* start Task input *

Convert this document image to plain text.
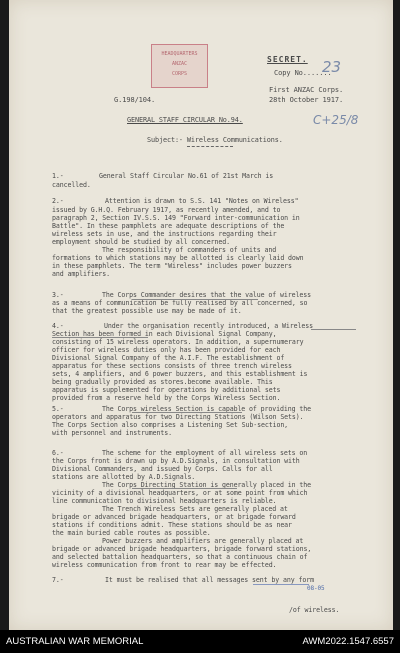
HEADQUARTERS
ANZAC
CORPS
SECRET.
Copy No.......
23
G.198/104.
First ANZAC Corps.
28th October 1917.
GENERAL STAFF CIRCULAR No.94.	C+25/8
Subject:- Wireless Communications.
1.-	General Staff Circular No.61 of 21st March is
cancelled.
2.-	Attention is drawn to S.S. 141 "Notes on Wireless"
issued by G.H.Q. February 1917, as recently amended, and to
paragraph 2, Section IV.S.S. 149 "Forward inter-communication in
Battle". In these pamphlets are adequate descriptions of the
wireless sets in use, and the instructions regarding their
employment should be studied by all concerned.
The responsibility of commanders of units and
formations to which stations may be allotted is clearly laid down
in these pamphlets. The term "Wireless" includes power buzzers
and amplifiers.
3.-	The Corps Commander desires that the value of wireless
as a means of communication be fully realised by all concerned, so
that the greatest possible use may be made of it.
4.-	Under the organisation recently introduced, a Wireless
Section has been formed in each Divisional Signal Company,
consisting of 15 wireless operators. In addition, a supernumerary
officer for wireless duties only has been provided for each
Divisional Signal Company of the A.I.F. The establishment of
apparatus for these sections consists of three trench wireless
sets, 4 amplifiers, and 6 power buzzers, and this establishment is
being gradually provided as stores.become available. This
apparatus is supplemented for operations by additional sets
provided from a reserve held by the Corps Wireless Section.
5.-	The Corps wireless Section is capable of providing the
operators and apparatus for two Directing Stations (Wilson Sets).
The Corps Section also comprises a Listening Set Sub-section,
with personnel and instruments.
6.-	The scheme for the employment of all wireless sets on
the Corps front is drawn up by A.D.Signals, in consultation with
Divisional Commanders, and issued by Corps. Calls for all
stations are allotted by A.D.Signals.
The Corps Directing Station is generally placed in the
vicinity of a divisional headquarters, or at some point from which
line communication to divisional headquarters is reliable.
The Trench Wireless Sets are generally placed at
brigade or advanced brigade headquarters, or at brigade forward
stations if conditions admit. These stations should be as near
the main buried cable routes as possible.
Power buzzers and amplifiers are generally placed at
brigade or advanced brigade headquarters, brigade forward stations,
and selected battalion headquarters, so that a continuous chain of
wireless communication from front to rear may be effected.
7.-	It must be realised that all messages sent by any form
08-05
/of wireless.
AUSTRALIAN WAR MEMORIAL	AWM2022.1547.6557
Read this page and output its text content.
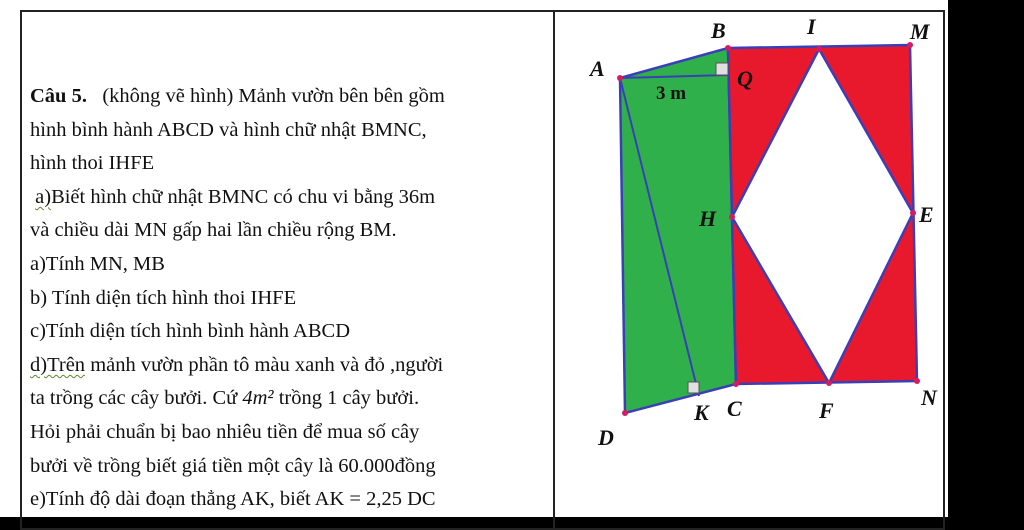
Câu 5. (không vẽ hình) Mảnh vườn bên bên gồm
hình bình hành ABCD và hình chữ nhật BMNC,
hình thoi IHFE
a)Biết hình chữ nhật BMNC có chu vi bằng 36m
và chiều dài MN gấp hai lần chiều rộng BM.
a)Tính MN, MB
b) Tính diện tích hình thoi IHFE
c)Tính diện tích hình bình hành ABCD
d)Trên mảnh vườn phần tô màu xanh và đỏ ,người
ta trồng các cây bưởi. Cứ 4m² trồng 1 cây bưởi.
Hỏi phải chuẩn bị bao nhiêu tiền để mua số cây
bưởi về trồng biết giá tiền một cây là 60.000đồng
e)Tính độ dài đoạn thẳng AK, biết AK = 2,25 DC
A
B	I	M
Q
H	E
D
K C	F
N
3 m
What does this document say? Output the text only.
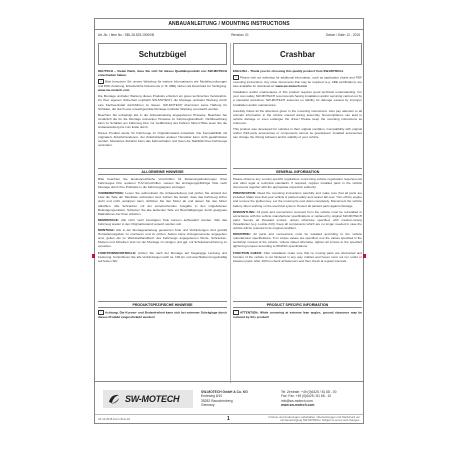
ANBAUANLEITUNG / MOUNTING INSTRUCTIONS
Art.-Nr. / Item No.: SBL.26.525.10000/B	Revision: 01	Datum / Date: 12 - 2015
Schutzbügel	Crashbar

DEUTSCH – Vielen Dank, dass Sie sich für dieses Qualitätsprodukt von SW-MOTECH entschieden haben.

i Bitte besuchen Sie unsere Webshop für weitere Informationen wie Modellzuordnungen und PDF-Anleitung. Erforderliche Dokumente (z. B. ABE) stehen als Download zur Verfügung. www.sw-motech.com

Die Montage und/oder Wartung dieses Produkts erfordert ein gutes technisches Verständnis. Zu Ihrer eigenen Sicherheit empfiehlt SW-MOTECH, die Montage und/oder Wartung durch eine Fachwerkstatt durchführen zu lassen. SW-MOTECH übernimmt keine Haftung für Schäden, die durch eine unsachgemäße Montage und/oder Wartung verursacht wurden.

Beachten Sie unbedingt alle in der Anbauanleitung angegebenen Hinweise. Beachten Sie zusätzlich die für die Montage relevanten Hinweise im Fahrzeughandbuch. Nichtbeachtung kann zu Schäden am Fahrzeug bzw. zur Gefährdung des Fahrers führen! Bitte lesen Sie die Anbauanleitung bis zum Ende durch.

Dieses Produkt wurde für Fahrzeuge im Originalzustand entwickelt. Die Kompatibilität mit originalem Zubehör/anderem, der Zubehörteilen anderer Hersteller kann nicht gewährleistet werden. Montiertes Zubehör kann das Fahrverhalten und lösen die Stabilität Ihres Fahrzeugs verändern.

ALLGEMEINE HINWEISE

Bitte beachten Sie landesspezifische Vorschriften für Zulassungsänderungen Ihres Fahrzeuges bzw. anderen TÜV-Vorschriften. Lassen Sie eintragungspflichtige Teile nach Montage durch Ihre Prüfstelle in die Fahrzeugpapiere eintragen.

VORBEREITUNG: Lesen Sie aufmerksam die Anbauanleitung und prüfen Sie anhand der Liste die Teile der Stückliste vorhanden sind. Achten Sie darauf, dass das Fahrzeug sicher steht und nicht umkippen kann. Erhitzen Sie den Motor ab und lassen Sie den Motor abkühlen. Alle Schrauben mit der entsprechenden Ausgabe in den mitgelieferten Befestigungsmitteln. Schützen Sie alle lackierten Teile vor Beschädigungen durch geeignete Maßnahmen bei Ihren Arbeiten.

DEMONTAGE: Alle nicht mehr benötigten Teile können aufbewahrt werden, falls das Fahrzeug wieder in den Originalzustand versetzt werden soll.

MONTAGE: Alle in der Montageanleitung genannten Teile und Verbindungen sind gemäß Herstellervorgaben zu montieren und zu prüfen. Sofern keine Anzugsmomente angegeben sind, gelten die im Werkstatthandbuch des Fahrzeugs angegebenen Werte. Schrauben, Muttern und Scheiben sind vor der Montage zu reinigen und ggf. mit Schraubensicherung zu versehen.

FUNKTIONSKONTROLLE: Achten Sie nach der Montage auf freigängige Lenkung und Federung. Kontrollieren Sie alle Verbindungen nach ca. 100 km und anschließend regelmäßig auf festen Sitz.

PRODUKTSPEZIFISCHE HINWEISE

! Achtung: Die Kurven- und Bodenfreiheit kann sich bei extremer Schräglage durch dieses Produkt eingeschränkt werden!

ENGLISH – Thank you for choosing this quality product from SW-MOTECH.

i Please visit our webshop for additional information, such as application charts and PDF mounting instructions. Any other documents that may be required (e.g. ABE certification), are also available for download at: www.sw-motech.com

Installation and/or maintenance of this product requires good technical understanding. For your own safety SW-MOTECH recommends having installation and/or servicing carried out by a specialist workshop. SW-MOTECH assumes no liability for damage caused by improper installation and/or maintenance.

Carefully follow all the directions given in the mounting instructions. Also pay attention to all relevant information in the vehicle manual during assembly. Noncompliance can lead to vehicle damage or even endanger the driver! Please keep the mounting instructions as reference.

This product was developed for vehicles in their original condition. Compatibility with original and/or third-party accessories or components cannot be guaranteed. Installed accessories can change the driving behavior and/or stability of your vehicle.

GENERAL INFORMATION

Please observe any country-specific regulations concerning vehicle registration requirements and other legal or technical standards. If required, register installed parts in the vehicle documents together with the appropriate inspection authority.

PREPARATION: Read the mounting instructions carefully and make sure that all parts are included. Make sure that your vehicle is parked safely and cannot fall over. Turn off the engine and remove the ignition key. Let the motorcycle cool down completely. Disconnect the vehicle battery when working on the electrical system. Protect all painted parts against damage.

DISMANTLING: All parts and connections removed from the vehicle must be reinstalled in accordance with the vehicle manufacturer specifications or replaced by original SW-MOTECH parts. Secure all threaded screws, unless otherwise specified, with medium-strong threadlocker (e.g. Loctite 243). Keep all components which are no longer needed in case the vehicle will be restored to its original condition.

MOUNTING: All parts and connections must be installed according to the vehicle manufacturer specifications. If no torque values are specified, use the values specified in the workshop manual of the vehicle. Unless stated otherwise, tighten all screws to the specified tightening torques according to DIN/ISO specifications.

FUNCTION CHECK: After installation make sure that no moving parts are obstructed and function of the vehicle is not hindered in any way. Cables and hoses must not run under or between parts. After 100 km check all fasteners and then check at regular intervals.

PRODUCT SPECIFIC INFORMATION

! ATTENTION: While cornering at extreme lean angles, ground clearance may be reduced by this product!

SW-MOTECH
SW-MOTECH GmbH & Co. KG
Ernteweg 8/10
35282 Rauschenberg
Germany
Tel. Zentrale: +49 (0)6425 / 81 68 - 00
Fax: Fax: +49 (0)6425 / 81 68 - 10
info@sw-motech.com
www.sw-motech.com
Ab 12.2015 Form SLG-01	1	Irrtümer und Änderungen vorbehalten. Übersetzungen und Nachdruck nur mit Genehmigung SW-MOTECH. Subject to errors and changes.
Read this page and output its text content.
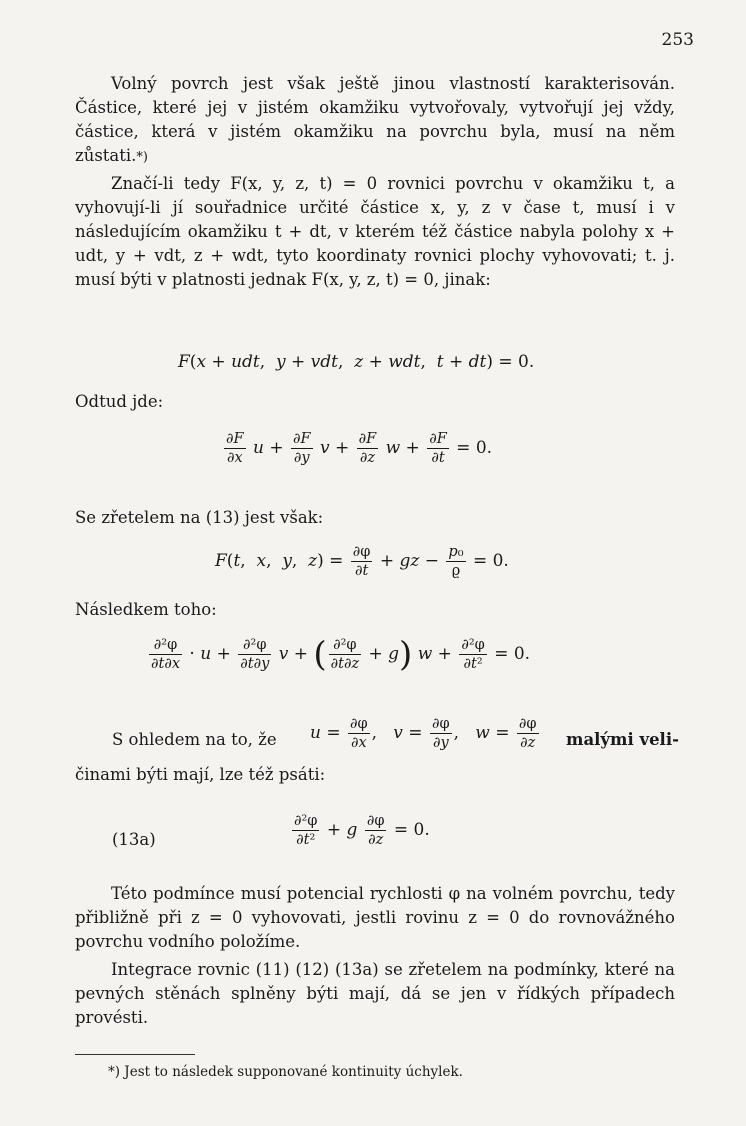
253

Volný povrch jest však ještě jinou vlastností karakterisován. Částice, které jej v jistém okamžiku vytvořovaly, vytvořují jej vždy, částice, která v jistém okamžiku na povrchu byla, musí na něm zůstati.*)

Značí-li tedy F(x, y, z, t) = 0 rovnici povrchu v okamžiku t, a vyhovují-li jí souřadnice určité částice x, y, z v čase t, musí i v následujícím okamžiku t + dt, v kterém též částice nabyla polohy x + udt, y + vdt, z + wdt, tyto koordinaty rovnici plochy vyhovovati; t. j. musí býti v platnosti jednak F(x, y, z, t) = 0, jinak:

F(x + udt,  y + vdt,  z + wdt,  t + dt) = 0.
Odtud jde:
$\frac{\partial F}{\partial x}$ $u + \frac{\partial F}{\partial y}$ $v + \frac{\partial F}{\partial z}$ $w + \frac{\partial F}{\partial t} = 0$.
Se zřetelem na (13) jest však:
F(t,  x,  y,  $z) = \frac{\partial\varphi}{\partial t}$ + gz − $\frac{\text{p₀}}{ϱ} = 0$.
Následkem toho:
$\frac{\text{∂²φ}}{\partial t\partial x} \cdot u + \frac{\text{∂²φ}}{\partial t\partial y}$ v + ( $\frac{\text{∂²φ}}{\partial t\partial z} + g$) $w + \frac{\text{∂²φ}}{\text{∂t²}} = 0$.
S ohledem na to, že $u = \frac{\partial\varphi}{\partial x}$ ,   $v = \frac{\partial\varphi}{\partial y}$ ,   $w = \frac{\partial\varphi}{\partial z}$ malými veli-
činami býti mají, lze též psáti:
(13a)	$\frac{\text{∂²φ}}{\text{∂t²}} + g \frac{\partial\varphi}{\partial z} = 0$.

Této podmínce musí potencial rychlosti φ na volném povrchu, tedy přibližně při z = 0 vyhovovati, jestli rovinu z = 0 do rovnovážného povrchu vodního položíme.

Integrace rovnic (11) (12) (13a) se zřetelem na podmínky, které na pevných stěnách splněny býti mají, dá se jen v řídkých případech provésti.

*) Jest to následek supponované kontinuity úchylek.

* end Task input *

• **Goal**
Where a line in the material above holds "bình", copy that line.

• **Solution**
hình bình hành ABCD và hình chữ nhật BMNC,
c)Tính diện tích hình bình hành ABCD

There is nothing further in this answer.